§ Goal: Scan the data below and pick out the lines containing the word "brand".

§ Data entries:
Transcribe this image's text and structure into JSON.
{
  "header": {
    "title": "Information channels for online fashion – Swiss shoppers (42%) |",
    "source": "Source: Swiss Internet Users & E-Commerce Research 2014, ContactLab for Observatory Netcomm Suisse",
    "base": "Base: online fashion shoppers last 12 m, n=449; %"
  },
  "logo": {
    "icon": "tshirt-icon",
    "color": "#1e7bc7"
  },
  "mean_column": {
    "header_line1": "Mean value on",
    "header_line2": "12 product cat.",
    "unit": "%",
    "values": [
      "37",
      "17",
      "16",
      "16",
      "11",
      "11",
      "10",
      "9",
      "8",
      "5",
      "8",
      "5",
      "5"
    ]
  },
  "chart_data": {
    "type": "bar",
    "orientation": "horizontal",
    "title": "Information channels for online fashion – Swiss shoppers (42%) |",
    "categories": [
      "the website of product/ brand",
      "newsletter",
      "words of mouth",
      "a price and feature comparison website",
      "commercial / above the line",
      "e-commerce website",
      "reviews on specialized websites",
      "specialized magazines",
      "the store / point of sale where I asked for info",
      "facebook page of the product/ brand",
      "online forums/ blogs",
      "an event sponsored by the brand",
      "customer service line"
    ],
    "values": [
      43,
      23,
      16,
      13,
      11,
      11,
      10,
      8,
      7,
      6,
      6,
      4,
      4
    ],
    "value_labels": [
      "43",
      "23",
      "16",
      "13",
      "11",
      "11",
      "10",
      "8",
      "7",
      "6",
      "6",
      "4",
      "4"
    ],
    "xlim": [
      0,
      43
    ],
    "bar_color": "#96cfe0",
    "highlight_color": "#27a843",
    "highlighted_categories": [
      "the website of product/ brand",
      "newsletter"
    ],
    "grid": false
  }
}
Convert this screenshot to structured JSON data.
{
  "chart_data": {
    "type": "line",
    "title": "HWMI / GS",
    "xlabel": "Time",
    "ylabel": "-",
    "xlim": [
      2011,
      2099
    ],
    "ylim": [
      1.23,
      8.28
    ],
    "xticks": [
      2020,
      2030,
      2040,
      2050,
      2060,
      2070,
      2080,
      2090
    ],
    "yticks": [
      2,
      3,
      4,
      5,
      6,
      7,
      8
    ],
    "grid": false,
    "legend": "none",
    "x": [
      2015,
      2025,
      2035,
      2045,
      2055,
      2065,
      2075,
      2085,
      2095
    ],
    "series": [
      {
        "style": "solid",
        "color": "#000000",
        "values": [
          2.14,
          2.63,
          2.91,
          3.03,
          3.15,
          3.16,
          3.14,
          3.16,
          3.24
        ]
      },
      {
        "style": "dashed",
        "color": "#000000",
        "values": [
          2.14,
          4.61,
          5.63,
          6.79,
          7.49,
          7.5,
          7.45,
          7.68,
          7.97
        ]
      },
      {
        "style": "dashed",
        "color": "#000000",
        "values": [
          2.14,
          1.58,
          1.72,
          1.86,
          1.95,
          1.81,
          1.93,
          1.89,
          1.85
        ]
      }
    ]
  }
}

§ Correct response:
      "the website of product/ brand",
      "facebook page of the product/ brand",
      "an event sponsored by the brand",
      "the website of product/ brand",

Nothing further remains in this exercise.